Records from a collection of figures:
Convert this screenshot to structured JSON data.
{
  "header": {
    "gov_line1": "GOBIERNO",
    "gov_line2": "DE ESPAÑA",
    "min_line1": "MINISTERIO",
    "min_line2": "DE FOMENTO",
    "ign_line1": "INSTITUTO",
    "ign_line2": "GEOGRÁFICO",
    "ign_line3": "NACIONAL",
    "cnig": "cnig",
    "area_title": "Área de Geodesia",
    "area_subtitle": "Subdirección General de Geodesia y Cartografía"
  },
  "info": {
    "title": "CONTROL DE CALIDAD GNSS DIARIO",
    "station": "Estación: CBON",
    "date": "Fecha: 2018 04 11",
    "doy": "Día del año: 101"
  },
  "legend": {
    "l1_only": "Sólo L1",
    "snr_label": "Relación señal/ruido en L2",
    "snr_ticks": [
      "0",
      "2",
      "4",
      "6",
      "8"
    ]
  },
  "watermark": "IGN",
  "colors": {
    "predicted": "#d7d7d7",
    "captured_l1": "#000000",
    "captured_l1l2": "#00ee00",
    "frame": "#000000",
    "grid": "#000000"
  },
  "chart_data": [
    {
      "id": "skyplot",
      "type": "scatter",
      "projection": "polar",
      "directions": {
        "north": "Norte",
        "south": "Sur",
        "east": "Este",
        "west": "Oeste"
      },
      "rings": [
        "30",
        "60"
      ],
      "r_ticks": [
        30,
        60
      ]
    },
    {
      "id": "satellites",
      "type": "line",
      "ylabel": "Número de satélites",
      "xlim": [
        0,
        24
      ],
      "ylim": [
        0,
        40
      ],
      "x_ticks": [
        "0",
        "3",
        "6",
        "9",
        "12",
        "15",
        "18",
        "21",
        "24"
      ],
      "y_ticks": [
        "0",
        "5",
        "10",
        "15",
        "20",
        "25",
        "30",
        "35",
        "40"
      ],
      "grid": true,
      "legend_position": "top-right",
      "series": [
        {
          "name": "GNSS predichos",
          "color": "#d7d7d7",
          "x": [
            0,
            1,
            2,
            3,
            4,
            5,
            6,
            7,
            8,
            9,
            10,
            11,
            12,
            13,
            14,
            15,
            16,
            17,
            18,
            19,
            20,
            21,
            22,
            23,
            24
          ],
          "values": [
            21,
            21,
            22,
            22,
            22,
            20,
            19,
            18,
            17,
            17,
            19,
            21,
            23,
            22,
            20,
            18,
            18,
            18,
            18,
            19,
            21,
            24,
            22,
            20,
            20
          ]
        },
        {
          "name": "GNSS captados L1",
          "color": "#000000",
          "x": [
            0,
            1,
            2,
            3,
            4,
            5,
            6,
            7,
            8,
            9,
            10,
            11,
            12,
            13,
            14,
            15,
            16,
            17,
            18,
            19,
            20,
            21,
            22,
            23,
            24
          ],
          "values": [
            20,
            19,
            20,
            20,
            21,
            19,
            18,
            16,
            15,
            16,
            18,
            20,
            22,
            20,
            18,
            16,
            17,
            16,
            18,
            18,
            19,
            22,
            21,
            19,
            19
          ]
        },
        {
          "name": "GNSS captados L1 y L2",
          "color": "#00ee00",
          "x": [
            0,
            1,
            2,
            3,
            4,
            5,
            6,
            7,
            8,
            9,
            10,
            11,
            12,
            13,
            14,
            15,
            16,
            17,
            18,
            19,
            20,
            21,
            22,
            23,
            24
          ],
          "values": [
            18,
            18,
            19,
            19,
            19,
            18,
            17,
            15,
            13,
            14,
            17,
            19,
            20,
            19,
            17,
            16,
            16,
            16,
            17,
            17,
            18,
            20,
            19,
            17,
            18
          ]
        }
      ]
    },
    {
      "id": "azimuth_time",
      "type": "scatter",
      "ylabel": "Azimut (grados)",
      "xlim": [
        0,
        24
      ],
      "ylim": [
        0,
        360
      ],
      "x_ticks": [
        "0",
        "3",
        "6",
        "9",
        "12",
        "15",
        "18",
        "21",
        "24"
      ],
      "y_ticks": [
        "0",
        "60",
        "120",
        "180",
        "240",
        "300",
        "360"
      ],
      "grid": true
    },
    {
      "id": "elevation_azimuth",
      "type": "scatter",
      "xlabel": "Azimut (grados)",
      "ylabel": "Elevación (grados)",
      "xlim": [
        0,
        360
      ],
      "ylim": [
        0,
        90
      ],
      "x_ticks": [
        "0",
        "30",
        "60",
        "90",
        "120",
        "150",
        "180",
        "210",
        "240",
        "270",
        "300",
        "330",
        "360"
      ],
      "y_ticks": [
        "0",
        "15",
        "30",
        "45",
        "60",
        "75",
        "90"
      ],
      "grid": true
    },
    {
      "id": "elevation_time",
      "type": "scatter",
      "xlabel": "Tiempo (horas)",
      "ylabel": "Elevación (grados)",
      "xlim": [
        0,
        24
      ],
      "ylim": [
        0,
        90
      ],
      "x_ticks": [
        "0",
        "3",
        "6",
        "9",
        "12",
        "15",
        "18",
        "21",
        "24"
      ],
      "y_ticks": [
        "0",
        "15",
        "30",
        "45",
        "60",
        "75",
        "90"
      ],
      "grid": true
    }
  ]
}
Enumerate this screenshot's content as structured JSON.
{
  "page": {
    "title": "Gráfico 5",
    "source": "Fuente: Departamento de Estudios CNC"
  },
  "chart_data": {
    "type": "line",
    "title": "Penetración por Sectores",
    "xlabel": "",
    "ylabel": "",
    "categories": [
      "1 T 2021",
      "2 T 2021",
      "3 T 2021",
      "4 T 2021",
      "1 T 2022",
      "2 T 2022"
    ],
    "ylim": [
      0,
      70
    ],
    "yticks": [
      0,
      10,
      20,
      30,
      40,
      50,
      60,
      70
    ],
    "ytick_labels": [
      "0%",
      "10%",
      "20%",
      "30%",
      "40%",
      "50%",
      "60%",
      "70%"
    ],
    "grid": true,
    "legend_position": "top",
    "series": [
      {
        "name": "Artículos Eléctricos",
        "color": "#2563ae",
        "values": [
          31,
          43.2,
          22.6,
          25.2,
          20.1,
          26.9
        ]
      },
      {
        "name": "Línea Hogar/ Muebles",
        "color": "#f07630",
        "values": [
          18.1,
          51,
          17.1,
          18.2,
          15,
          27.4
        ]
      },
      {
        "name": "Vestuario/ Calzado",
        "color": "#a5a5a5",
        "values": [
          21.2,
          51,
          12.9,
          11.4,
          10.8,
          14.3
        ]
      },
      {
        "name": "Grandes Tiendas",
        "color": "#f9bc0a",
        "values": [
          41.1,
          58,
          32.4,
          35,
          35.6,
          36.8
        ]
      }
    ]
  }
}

Task to carry out -
Track down every line with the word "name" and copy it.

Finished exercise -
          "name": "GNSS predichos",
          "name": "GNSS captados L1",
          "name": "GNSS captados L1 y L2",
        "name": "Artículos Eléctricos",
        "name": "Línea Hogar/ Muebles",
        "name": "Vestuario/ Calzado",
        "name": "Grandes Tiendas",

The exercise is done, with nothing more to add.